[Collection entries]

============

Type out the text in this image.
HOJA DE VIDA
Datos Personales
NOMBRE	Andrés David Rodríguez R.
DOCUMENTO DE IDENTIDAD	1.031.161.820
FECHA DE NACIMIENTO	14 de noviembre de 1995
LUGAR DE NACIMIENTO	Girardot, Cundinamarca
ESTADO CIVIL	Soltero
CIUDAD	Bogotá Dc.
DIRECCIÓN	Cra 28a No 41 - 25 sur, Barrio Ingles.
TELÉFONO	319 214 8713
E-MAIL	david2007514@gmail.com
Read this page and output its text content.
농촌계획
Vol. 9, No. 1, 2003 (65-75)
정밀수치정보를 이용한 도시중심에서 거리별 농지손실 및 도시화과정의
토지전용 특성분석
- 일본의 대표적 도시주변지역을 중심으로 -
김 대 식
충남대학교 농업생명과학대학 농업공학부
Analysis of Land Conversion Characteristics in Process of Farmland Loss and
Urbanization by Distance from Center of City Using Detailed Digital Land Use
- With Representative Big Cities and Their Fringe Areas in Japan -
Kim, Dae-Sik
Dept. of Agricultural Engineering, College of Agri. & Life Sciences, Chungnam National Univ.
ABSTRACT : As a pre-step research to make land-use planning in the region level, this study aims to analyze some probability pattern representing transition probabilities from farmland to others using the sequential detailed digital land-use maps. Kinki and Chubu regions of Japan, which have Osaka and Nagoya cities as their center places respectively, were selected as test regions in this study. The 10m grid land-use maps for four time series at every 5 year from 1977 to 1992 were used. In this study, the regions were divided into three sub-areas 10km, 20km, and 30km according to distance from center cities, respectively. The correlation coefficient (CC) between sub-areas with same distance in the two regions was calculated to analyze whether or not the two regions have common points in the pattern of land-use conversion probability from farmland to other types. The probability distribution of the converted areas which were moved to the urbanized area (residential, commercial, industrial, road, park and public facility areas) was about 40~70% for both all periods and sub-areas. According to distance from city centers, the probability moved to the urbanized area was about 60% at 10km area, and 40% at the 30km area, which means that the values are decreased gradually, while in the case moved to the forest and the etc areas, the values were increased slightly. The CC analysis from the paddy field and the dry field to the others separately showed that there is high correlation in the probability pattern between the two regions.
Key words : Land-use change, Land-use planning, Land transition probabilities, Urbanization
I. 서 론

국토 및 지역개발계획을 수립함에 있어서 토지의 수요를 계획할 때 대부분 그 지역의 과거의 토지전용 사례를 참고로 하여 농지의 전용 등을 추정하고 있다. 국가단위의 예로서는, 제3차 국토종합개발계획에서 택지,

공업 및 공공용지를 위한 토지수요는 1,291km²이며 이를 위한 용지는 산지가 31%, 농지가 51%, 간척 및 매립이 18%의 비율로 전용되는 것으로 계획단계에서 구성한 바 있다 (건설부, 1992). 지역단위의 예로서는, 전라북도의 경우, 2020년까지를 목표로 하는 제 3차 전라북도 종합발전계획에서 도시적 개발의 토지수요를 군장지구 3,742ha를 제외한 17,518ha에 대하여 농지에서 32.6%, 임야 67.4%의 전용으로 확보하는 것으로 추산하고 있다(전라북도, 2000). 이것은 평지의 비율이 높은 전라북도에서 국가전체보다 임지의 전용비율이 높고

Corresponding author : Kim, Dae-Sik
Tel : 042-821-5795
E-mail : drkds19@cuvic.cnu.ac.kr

============

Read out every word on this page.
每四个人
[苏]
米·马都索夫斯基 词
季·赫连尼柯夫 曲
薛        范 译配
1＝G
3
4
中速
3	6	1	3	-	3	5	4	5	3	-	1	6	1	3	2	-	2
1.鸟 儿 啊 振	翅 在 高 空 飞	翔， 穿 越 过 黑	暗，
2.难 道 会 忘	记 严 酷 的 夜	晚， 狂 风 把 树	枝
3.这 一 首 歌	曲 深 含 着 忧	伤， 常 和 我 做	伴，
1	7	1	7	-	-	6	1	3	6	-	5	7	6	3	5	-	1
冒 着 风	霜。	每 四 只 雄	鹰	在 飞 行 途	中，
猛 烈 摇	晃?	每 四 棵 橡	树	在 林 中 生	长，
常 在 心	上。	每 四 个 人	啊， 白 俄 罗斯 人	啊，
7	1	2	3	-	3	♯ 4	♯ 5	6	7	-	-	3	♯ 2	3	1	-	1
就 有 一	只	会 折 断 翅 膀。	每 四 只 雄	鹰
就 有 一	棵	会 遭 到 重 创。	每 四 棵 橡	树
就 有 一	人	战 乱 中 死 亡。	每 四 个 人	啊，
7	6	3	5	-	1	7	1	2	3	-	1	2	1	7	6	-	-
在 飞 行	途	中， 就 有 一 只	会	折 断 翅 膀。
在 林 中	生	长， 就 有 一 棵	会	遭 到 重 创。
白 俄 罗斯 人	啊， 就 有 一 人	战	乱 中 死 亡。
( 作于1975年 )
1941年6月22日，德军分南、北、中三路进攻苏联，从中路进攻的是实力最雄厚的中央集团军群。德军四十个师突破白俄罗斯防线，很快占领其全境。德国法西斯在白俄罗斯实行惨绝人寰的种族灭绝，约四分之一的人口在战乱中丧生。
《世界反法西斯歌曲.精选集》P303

============

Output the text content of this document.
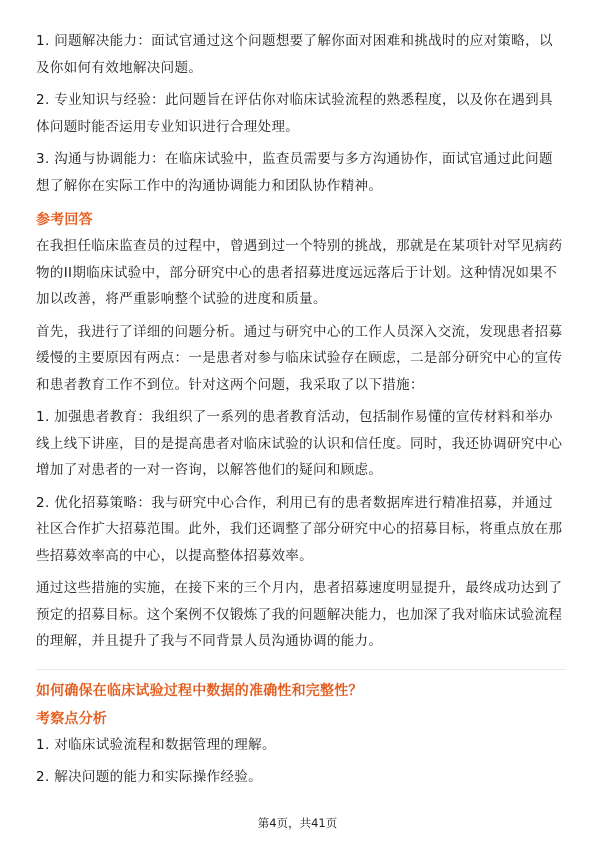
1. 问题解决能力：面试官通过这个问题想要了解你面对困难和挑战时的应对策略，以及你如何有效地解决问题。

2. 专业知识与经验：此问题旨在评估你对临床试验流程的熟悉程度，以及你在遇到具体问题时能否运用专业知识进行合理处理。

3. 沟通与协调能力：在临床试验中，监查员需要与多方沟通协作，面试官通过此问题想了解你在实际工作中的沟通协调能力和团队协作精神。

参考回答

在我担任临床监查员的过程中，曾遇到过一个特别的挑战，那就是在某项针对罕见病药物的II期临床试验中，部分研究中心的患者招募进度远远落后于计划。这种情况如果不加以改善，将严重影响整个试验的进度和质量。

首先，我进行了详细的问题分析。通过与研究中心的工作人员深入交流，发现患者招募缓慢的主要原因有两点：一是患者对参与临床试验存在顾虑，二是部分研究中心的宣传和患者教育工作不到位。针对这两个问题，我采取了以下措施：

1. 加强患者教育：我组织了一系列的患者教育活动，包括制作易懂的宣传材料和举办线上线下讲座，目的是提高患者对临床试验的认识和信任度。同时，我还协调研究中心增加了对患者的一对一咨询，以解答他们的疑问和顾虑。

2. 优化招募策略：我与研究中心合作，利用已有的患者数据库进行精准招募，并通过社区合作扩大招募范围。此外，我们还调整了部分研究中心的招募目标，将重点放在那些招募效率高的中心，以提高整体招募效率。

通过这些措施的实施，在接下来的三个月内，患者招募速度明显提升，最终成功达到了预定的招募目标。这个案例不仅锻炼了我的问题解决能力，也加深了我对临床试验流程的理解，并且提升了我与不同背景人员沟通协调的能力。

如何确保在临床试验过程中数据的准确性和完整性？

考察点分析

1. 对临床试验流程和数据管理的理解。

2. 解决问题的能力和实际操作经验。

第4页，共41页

============

* [What is required]: Each line that has the word "토지전용" counts once. How many such lines are in the data? Give the number alone.

* [Full answer]: 2